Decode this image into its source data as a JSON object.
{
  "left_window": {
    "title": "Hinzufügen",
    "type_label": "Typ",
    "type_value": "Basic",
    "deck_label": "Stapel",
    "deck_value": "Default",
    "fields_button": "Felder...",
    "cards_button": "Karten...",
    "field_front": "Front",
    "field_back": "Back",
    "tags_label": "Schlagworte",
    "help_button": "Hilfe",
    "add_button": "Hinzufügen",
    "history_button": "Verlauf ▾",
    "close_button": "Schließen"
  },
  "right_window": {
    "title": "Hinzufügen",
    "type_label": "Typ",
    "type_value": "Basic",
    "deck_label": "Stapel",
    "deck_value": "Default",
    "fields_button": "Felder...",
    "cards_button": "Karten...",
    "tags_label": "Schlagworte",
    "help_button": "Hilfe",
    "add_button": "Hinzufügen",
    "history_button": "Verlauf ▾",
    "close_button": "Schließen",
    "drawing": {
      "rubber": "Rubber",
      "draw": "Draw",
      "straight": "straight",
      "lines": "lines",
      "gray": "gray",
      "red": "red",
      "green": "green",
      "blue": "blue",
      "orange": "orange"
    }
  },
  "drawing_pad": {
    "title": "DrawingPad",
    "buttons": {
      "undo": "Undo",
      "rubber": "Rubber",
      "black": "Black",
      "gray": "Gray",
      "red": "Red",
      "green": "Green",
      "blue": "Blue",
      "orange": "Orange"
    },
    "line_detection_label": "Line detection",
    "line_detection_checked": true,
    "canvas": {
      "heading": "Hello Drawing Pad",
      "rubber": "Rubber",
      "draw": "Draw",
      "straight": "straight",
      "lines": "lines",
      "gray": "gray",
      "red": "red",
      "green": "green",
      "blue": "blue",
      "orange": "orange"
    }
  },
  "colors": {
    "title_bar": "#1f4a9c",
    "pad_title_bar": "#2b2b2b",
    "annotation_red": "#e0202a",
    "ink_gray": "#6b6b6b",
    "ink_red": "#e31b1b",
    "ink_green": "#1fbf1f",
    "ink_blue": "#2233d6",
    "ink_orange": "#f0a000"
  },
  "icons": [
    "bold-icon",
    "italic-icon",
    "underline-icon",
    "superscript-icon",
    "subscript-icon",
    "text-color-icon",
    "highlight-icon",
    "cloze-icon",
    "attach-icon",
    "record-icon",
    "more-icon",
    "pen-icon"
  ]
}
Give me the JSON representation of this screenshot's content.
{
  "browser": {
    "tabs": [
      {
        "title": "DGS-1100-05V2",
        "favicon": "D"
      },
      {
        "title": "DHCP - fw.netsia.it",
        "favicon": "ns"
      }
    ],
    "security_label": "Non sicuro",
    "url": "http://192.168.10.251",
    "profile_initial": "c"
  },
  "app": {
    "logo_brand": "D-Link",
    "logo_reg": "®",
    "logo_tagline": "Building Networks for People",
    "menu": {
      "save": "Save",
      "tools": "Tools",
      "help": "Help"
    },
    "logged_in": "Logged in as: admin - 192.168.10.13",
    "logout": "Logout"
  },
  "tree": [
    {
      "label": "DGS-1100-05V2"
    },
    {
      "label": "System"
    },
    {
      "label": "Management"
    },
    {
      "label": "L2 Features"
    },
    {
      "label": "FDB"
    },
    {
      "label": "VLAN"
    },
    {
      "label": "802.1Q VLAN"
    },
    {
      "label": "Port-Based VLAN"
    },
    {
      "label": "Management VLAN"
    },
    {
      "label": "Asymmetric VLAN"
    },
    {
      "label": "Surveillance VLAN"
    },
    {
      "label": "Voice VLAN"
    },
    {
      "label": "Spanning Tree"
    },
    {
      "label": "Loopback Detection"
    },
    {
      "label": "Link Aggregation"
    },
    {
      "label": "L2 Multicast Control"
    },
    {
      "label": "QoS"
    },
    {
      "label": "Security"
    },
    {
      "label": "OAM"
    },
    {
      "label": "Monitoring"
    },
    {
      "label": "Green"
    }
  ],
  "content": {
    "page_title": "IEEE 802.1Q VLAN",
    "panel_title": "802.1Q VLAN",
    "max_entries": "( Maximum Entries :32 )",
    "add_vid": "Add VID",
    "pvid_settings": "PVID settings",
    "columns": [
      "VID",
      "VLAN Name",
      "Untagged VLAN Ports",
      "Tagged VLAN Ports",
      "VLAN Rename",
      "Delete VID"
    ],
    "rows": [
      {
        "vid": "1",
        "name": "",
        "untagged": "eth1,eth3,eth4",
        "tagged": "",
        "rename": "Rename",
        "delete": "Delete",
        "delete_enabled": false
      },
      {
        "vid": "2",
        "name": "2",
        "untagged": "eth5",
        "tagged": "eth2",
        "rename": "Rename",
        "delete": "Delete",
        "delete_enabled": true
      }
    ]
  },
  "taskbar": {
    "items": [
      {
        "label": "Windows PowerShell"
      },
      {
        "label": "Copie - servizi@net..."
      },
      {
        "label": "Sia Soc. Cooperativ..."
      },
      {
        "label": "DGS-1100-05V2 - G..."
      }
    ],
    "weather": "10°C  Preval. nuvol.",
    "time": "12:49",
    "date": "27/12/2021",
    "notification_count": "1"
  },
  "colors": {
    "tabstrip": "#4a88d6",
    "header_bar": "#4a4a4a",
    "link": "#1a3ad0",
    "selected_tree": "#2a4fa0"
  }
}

*EXERCISE OBJECTIVE*:
Go through the data above and find the lines with the word "Management". Copy each of those lines.

*WRITTEN RESPONSE*:
      "label": "Management"
      "label": "Management VLAN"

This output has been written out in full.